Exercise: Retype the records below exactly as they appear.

Stored data entries:
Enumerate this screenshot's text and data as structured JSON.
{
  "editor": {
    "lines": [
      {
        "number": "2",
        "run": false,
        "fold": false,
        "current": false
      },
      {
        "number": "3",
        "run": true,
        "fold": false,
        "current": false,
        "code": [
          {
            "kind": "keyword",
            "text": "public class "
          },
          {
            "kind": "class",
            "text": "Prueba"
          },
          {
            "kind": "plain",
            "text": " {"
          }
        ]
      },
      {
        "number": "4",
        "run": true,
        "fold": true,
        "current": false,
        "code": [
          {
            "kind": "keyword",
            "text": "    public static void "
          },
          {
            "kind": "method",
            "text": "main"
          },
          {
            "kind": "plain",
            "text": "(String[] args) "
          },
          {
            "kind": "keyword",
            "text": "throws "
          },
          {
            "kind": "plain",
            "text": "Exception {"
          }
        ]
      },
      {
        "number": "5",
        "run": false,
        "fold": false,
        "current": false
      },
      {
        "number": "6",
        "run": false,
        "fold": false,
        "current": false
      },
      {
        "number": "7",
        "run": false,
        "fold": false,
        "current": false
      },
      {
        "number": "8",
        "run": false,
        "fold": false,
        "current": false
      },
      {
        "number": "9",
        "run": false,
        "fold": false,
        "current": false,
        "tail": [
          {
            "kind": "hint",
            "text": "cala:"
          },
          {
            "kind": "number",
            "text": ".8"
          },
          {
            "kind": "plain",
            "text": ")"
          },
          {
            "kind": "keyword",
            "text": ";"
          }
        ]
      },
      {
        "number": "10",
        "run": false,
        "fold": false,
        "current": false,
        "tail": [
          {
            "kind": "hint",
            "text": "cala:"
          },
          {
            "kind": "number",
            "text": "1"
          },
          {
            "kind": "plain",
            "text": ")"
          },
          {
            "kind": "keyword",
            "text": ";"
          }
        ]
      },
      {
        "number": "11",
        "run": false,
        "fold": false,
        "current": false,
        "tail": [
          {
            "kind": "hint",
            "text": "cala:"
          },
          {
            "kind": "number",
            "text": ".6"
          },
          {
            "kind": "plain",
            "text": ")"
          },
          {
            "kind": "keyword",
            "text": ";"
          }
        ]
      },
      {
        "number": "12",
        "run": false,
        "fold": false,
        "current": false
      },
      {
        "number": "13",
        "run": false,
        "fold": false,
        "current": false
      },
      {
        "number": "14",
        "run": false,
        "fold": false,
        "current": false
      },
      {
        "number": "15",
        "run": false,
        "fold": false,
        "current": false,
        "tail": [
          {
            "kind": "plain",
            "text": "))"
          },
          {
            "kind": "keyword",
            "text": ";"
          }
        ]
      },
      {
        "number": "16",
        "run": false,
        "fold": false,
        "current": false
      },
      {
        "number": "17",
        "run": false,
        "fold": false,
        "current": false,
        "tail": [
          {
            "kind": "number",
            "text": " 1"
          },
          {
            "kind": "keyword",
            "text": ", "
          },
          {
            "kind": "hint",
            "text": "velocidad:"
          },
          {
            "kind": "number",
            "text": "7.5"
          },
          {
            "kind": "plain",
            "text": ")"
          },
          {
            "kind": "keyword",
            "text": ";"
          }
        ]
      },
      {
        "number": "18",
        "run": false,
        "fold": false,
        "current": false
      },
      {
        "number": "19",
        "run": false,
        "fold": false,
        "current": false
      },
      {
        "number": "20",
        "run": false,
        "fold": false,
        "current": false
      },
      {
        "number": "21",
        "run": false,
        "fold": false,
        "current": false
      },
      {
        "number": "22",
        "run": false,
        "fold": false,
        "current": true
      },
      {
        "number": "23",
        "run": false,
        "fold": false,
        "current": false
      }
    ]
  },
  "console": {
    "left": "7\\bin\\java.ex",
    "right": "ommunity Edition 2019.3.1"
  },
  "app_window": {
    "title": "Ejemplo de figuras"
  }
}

Solution to this task:
Enumerate this screenshot's text and data as structured JSON.
{
  "editor": {
    "lines": [
      {
        "number": "2",
        "run": false,
        "fold": false,
        "current": false
      },
      {
        "number": "3",
        "run": true,
        "fold": false,
        "current": false,
        "code": [
          {
            "kind": "keyword",
            "text": "public class "
          },
          {
            "kind": "class",
            "text": "Prueba"
          },
          {
            "kind": "plain",
            "text": " {"
          }
        ]
      },
      {
        "number": "4",
        "run": true,
        "fold": true,
        "current": false,
        "code": [
          {
            "kind": "keyword",
            "text": "    public static void "
          },
          {
            "kind": "method",
            "text": "main"
          },
          {
            "kind": "plain",
            "text": "(String[] args) "
          },
          {
            "kind": "keyword",
            "text": "throws "
          },
          {
            "kind": "plain",
            "text": "Exception {"
          }
        ]
      },
      {
        "number": "5",
        "run": false,
        "fold": false,
        "current": false
      },
      {
        "number": "6",
        "run": false,
        "fold": false,
        "current": false
      },
      {
        "number": "7",
        "run": false,
        "fold": false,
        "current": false
      },
      {
        "number": "8",
        "run": false,
        "fold": false,
        "current": false
      },
      {
        "number": "9",
        "run": false,
        "fold": false,
        "current": false,
        "tail": [
          {
            "kind": "hint",
            "text": "cala:"
          },
          {
            "kind": "number",
            "text": ".8"
          },
          {
            "kind": "plain",
            "text": ")"
          },
          {
            "kind": "keyword",
            "text": ";"
          }
        ]
      },
      {
        "number": "10",
        "run": false,
        "fold": false,
        "current": false,
        "tail": [
          {
            "kind": "hint",
            "text": "cala:"
          },
          {
            "kind": "number",
            "text": "1"
          },
          {
            "kind": "plain",
            "text": ")"
          },
          {
            "kind": "keyword",
            "text": ";"
          }
        ]
      },
      {
        "number": "11",
        "run": false,
        "fold": false,
        "current": false,
        "tail": [
          {
            "kind": "hint",
            "text": "cala:"
          },
          {
            "kind": "number",
            "text": ".6"
          },
          {
            "kind": "plain",
            "text": ")"
          },
          {
            "kind": "keyword",
            "text": ";"
          }
        ]
      },
      {
        "number": "12",
        "run": false,
        "fold": false,
        "current": false
      },
      {
        "number": "13",
        "run": false,
        "fold": false,
        "current": false
      },
      {
        "number": "14",
        "run": false,
        "fold": false,
        "current": false
      },
      {
        "number": "15",
        "run": false,
        "fold": false,
        "current": false,
        "tail": [
          {
            "kind": "plain",
            "text": "))"
          },
          {
            "kind": "keyword",
            "text": ";"
          }
        ]
      },
      {
        "number": "16",
        "run": false,
        "fold": false,
        "current": false
      },
      {
        "number": "17",
        "run": false,
        "fold": false,
        "current": false,
        "tail": [
          {
            "kind": "number",
            "text": " 1"
          },
          {
            "kind": "keyword",
            "text": ", "
          },
          {
            "kind": "hint",
            "text": "velocidad:"
          },
          {
            "kind": "number",
            "text": "7.5"
          },
          {
            "kind": "plain",
            "text": ")"
          },
          {
            "kind": "keyword",
            "text": ";"
          }
        ]
      },
      {
        "number": "18",
        "run": false,
        "fold": false,
        "current": false
      },
      {
        "number": "19",
        "run": false,
        "fold": false,
        "current": false
      },
      {
        "number": "20",
        "run": false,
        "fold": false,
        "current": false
      },
      {
        "number": "21",
        "run": false,
        "fold": false,
        "current": false
      },
      {
        "number": "22",
        "run": false,
        "fold": false,
        "current": true
      },
      {
        "number": "23",
        "run": false,
        "fold": false,
        "current": false
      }
    ]
  },
  "console": {
    "left": "7\\bin\\java.ex",
    "right": "ommunity Edition 2019.3.1"
  },
  "app_window": {
    "title": "Ejemplo de figuras"
  }
}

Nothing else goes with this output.